┏━━

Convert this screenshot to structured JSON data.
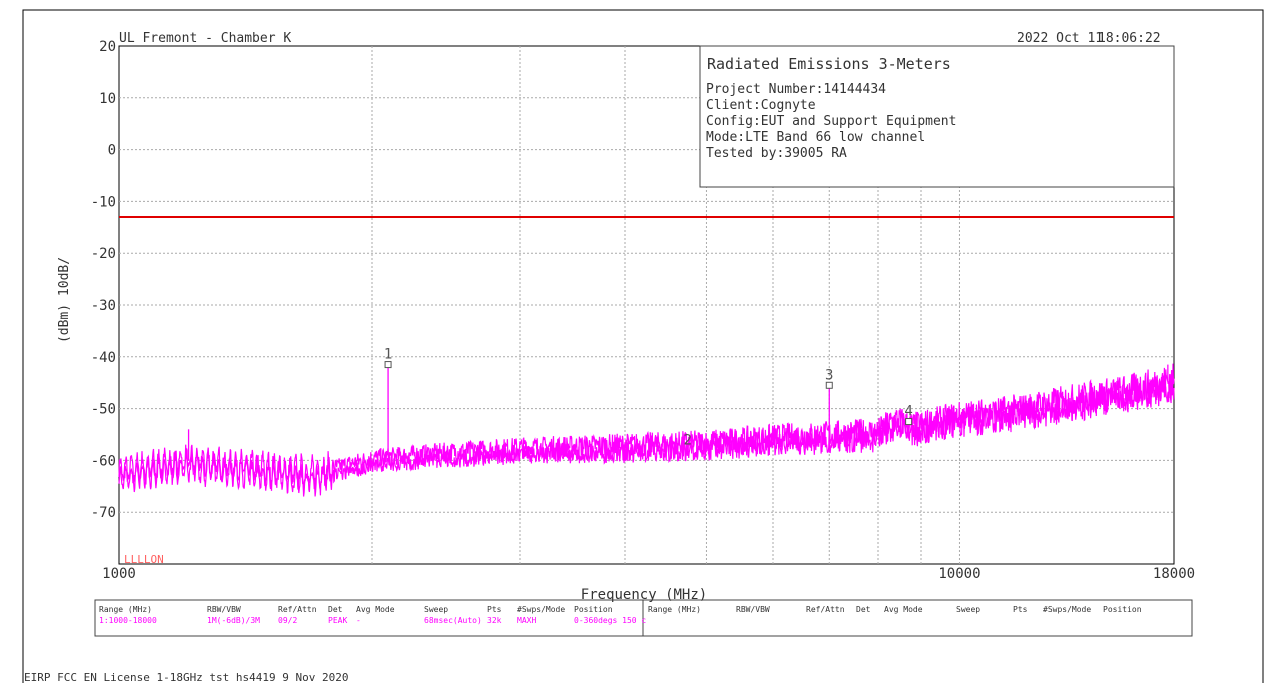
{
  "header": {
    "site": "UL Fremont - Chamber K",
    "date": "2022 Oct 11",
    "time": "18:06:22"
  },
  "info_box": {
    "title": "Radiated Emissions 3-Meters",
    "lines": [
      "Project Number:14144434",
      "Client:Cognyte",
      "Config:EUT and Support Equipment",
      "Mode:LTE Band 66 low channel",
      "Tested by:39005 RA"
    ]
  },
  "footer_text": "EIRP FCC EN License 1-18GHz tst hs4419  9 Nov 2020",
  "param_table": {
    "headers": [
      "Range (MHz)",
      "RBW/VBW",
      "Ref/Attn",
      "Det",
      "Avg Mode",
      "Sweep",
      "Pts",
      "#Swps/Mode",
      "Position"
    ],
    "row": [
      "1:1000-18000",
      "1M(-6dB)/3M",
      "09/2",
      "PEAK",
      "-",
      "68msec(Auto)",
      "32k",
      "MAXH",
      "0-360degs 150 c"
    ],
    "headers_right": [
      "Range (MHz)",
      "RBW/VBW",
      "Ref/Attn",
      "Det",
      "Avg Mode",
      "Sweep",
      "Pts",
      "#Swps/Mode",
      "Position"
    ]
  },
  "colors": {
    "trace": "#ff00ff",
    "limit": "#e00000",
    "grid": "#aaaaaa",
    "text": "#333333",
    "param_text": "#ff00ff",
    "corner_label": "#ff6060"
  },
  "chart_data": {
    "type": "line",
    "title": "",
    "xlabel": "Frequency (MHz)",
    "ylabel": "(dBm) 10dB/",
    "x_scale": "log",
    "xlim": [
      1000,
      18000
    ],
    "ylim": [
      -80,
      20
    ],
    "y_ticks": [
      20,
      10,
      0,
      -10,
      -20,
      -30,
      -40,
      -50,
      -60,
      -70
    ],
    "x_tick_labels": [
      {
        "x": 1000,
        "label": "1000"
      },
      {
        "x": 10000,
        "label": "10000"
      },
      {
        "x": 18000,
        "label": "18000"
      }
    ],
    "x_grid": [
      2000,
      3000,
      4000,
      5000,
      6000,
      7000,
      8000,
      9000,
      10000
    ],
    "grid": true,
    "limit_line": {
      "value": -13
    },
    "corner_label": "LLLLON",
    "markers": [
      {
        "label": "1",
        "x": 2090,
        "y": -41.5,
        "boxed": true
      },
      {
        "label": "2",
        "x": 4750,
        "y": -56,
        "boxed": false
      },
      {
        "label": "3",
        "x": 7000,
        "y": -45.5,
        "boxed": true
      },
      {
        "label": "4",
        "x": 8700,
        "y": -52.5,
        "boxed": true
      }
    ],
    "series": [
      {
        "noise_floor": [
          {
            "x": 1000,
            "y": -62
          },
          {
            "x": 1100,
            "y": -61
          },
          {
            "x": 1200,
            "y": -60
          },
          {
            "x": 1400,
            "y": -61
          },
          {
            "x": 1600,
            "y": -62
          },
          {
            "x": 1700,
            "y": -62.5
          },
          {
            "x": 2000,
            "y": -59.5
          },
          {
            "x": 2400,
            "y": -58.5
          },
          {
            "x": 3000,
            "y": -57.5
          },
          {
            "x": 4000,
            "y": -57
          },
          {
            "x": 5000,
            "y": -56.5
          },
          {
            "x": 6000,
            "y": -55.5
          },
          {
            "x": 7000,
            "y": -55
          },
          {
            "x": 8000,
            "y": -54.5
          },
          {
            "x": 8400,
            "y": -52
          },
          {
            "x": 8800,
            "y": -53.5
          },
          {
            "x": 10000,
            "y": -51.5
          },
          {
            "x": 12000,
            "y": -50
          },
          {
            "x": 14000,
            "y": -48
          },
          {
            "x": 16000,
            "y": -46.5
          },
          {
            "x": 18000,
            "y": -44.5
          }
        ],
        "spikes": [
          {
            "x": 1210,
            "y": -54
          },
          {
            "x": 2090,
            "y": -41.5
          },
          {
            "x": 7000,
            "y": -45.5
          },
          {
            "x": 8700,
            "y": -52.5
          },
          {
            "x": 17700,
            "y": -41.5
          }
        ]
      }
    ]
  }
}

┗━━

### [Task requirements]
Copy every line of the data word for word, omitting the images.

### [Task output]
Convert this screenshot to structured JSON data.
{
  "header": {
    "site": "UL Fremont - Chamber K",
    "date": "2022 Oct 11",
    "time": "18:06:22"
  },
  "info_box": {
    "title": "Radiated Emissions 3-Meters",
    "lines": [
      "Project Number:14144434",
      "Client:Cognyte",
      "Config:EUT and Support Equipment",
      "Mode:LTE Band 66 low channel",
      "Tested by:39005 RA"
    ]
  },
  "footer_text": "EIRP FCC EN License 1-18GHz tst hs4419  9 Nov 2020",
  "param_table": {
    "headers": [
      "Range (MHz)",
      "RBW/VBW",
      "Ref/Attn",
      "Det",
      "Avg Mode",
      "Sweep",
      "Pts",
      "#Swps/Mode",
      "Position"
    ],
    "row": [
      "1:1000-18000",
      "1M(-6dB)/3M",
      "09/2",
      "PEAK",
      "-",
      "68msec(Auto)",
      "32k",
      "MAXH",
      "0-360degs 150 c"
    ],
    "headers_right": [
      "Range (MHz)",
      "RBW/VBW",
      "Ref/Attn",
      "Det",
      "Avg Mode",
      "Sweep",
      "Pts",
      "#Swps/Mode",
      "Position"
    ]
  },
  "colors": {
    "trace": "#ff00ff",
    "limit": "#e00000",
    "grid": "#aaaaaa",
    "text": "#333333",
    "param_text": "#ff00ff",
    "corner_label": "#ff6060"
  },
  "chart_data": {
    "type": "line",
    "title": "",
    "xlabel": "Frequency (MHz)",
    "ylabel": "(dBm) 10dB/",
    "x_scale": "log",
    "xlim": [
      1000,
      18000
    ],
    "ylim": [
      -80,
      20
    ],
    "y_ticks": [
      20,
      10,
      0,
      -10,
      -20,
      -30,
      -40,
      -50,
      -60,
      -70
    ],
    "x_tick_labels": [
      {
        "x": 1000,
        "label": "1000"
      },
      {
        "x": 10000,
        "label": "10000"
      },
      {
        "x": 18000,
        "label": "18000"
      }
    ],
    "x_grid": [
      2000,
      3000,
      4000,
      5000,
      6000,
      7000,
      8000,
      9000,
      10000
    ],
    "grid": true,
    "limit_line": {
      "value": -13
    },
    "corner_label": "LLLLON",
    "markers": [
      {
        "label": "1",
        "x": 2090,
        "y": -41.5,
        "boxed": true
      },
      {
        "label": "2",
        "x": 4750,
        "y": -56,
        "boxed": false
      },
      {
        "label": "3",
        "x": 7000,
        "y": -45.5,
        "boxed": true
      },
      {
        "label": "4",
        "x": 8700,
        "y": -52.5,
        "boxed": true
      }
    ],
    "series": [
      {
        "noise_floor": [
          {
            "x": 1000,
            "y": -62
          },
          {
            "x": 1100,
            "y": -61
          },
          {
            "x": 1200,
            "y": -60
          },
          {
            "x": 1400,
            "y": -61
          },
          {
            "x": 1600,
            "y": -62
          },
          {
            "x": 1700,
            "y": -62.5
          },
          {
            "x": 2000,
            "y": -59.5
          },
          {
            "x": 2400,
            "y": -58.5
          },
          {
            "x": 3000,
            "y": -57.5
          },
          {
            "x": 4000,
            "y": -57
          },
          {
            "x": 5000,
            "y": -56.5
          },
          {
            "x": 6000,
            "y": -55.5
          },
          {
            "x": 7000,
            "y": -55
          },
          {
            "x": 8000,
            "y": -54.5
          },
          {
            "x": 8400,
            "y": -52
          },
          {
            "x": 8800,
            "y": -53.5
          },
          {
            "x": 10000,
            "y": -51.5
          },
          {
            "x": 12000,
            "y": -50
          },
          {
            "x": 14000,
            "y": -48
          },
          {
            "x": 16000,
            "y": -46.5
          },
          {
            "x": 18000,
            "y": -44.5
          }
        ],
        "spikes": [
          {
            "x": 1210,
            "y": -54
          },
          {
            "x": 2090,
            "y": -41.5
          },
          {
            "x": 7000,
            "y": -45.5
          },
          {
            "x": 8700,
            "y": -52.5
          },
          {
            "x": 17700,
            "y": -41.5
          }
        ]
      }
    ]
  }
}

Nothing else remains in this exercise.